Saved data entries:
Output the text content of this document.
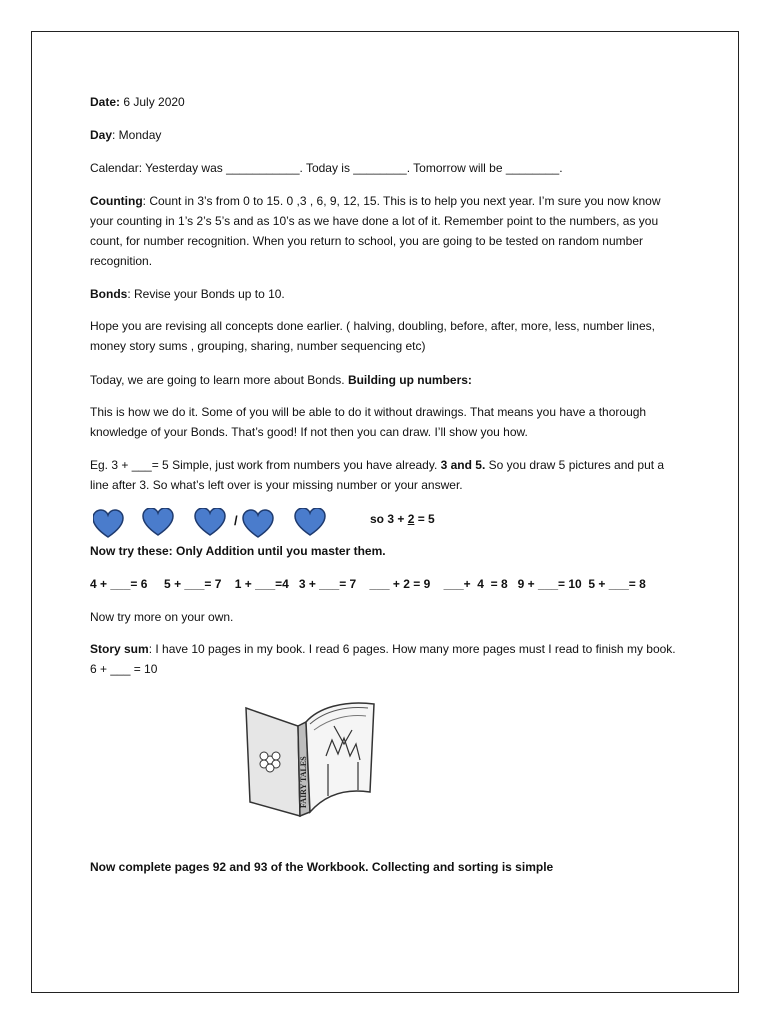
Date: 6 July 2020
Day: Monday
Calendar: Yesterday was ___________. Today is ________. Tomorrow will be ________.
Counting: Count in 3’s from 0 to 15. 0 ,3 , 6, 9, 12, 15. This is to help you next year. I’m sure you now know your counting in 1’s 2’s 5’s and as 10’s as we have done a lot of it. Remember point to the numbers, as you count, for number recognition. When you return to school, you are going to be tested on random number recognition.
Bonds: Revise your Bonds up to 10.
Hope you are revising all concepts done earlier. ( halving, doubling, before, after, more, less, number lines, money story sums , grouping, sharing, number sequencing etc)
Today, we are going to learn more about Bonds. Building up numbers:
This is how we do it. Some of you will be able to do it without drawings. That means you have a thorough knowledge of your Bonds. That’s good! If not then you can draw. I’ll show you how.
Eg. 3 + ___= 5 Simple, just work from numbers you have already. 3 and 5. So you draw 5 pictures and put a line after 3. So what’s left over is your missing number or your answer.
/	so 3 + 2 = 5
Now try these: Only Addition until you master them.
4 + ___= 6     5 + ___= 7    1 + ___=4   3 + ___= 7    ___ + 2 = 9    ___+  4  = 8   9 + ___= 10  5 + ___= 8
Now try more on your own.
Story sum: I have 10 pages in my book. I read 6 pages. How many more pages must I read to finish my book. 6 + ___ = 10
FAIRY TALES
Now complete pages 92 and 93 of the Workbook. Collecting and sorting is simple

---

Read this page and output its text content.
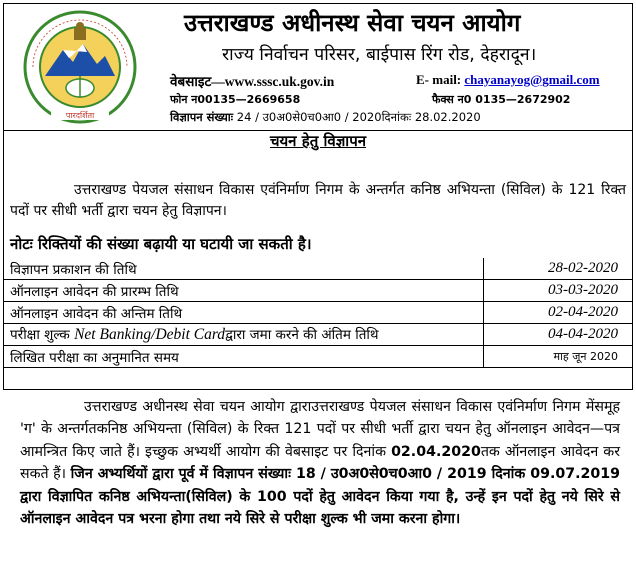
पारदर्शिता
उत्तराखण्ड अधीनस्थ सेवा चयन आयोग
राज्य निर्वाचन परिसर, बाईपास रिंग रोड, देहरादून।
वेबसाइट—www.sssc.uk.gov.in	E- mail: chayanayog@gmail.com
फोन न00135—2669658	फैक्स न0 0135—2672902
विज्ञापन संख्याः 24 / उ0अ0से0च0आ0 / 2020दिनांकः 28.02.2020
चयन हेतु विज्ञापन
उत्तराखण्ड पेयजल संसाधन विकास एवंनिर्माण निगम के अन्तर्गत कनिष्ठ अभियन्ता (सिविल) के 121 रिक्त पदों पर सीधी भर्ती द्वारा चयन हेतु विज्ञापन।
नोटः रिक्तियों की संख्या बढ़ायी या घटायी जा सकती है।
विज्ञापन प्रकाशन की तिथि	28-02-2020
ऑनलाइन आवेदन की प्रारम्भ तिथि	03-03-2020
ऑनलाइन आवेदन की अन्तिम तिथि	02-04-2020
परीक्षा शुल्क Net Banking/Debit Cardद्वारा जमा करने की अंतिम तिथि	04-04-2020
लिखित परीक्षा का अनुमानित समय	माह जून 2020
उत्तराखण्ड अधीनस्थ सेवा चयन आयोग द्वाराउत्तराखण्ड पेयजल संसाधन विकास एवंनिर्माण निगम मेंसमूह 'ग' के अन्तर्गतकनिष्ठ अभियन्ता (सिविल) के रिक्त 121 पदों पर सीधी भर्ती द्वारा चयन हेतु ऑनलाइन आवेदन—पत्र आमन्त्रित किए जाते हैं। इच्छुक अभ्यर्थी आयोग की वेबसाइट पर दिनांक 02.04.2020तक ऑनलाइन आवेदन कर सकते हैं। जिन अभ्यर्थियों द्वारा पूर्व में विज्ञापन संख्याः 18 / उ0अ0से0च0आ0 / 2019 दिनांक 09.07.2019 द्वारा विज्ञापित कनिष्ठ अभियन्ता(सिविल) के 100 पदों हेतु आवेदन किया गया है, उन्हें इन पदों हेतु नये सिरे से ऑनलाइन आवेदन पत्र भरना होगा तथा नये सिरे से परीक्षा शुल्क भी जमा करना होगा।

---

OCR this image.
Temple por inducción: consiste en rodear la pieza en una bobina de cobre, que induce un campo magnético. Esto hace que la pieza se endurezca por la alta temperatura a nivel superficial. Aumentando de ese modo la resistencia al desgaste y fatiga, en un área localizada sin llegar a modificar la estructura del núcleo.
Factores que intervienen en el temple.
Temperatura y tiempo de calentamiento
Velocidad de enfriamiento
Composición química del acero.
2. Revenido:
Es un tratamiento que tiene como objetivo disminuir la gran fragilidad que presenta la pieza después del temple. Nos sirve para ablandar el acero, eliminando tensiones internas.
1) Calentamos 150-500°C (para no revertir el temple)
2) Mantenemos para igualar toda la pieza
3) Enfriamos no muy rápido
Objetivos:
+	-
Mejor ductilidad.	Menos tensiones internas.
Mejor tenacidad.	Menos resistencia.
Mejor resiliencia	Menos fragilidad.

Task details:
Give the number of lines that carry the word "Mejor", with nothing added.

Answer in full:
3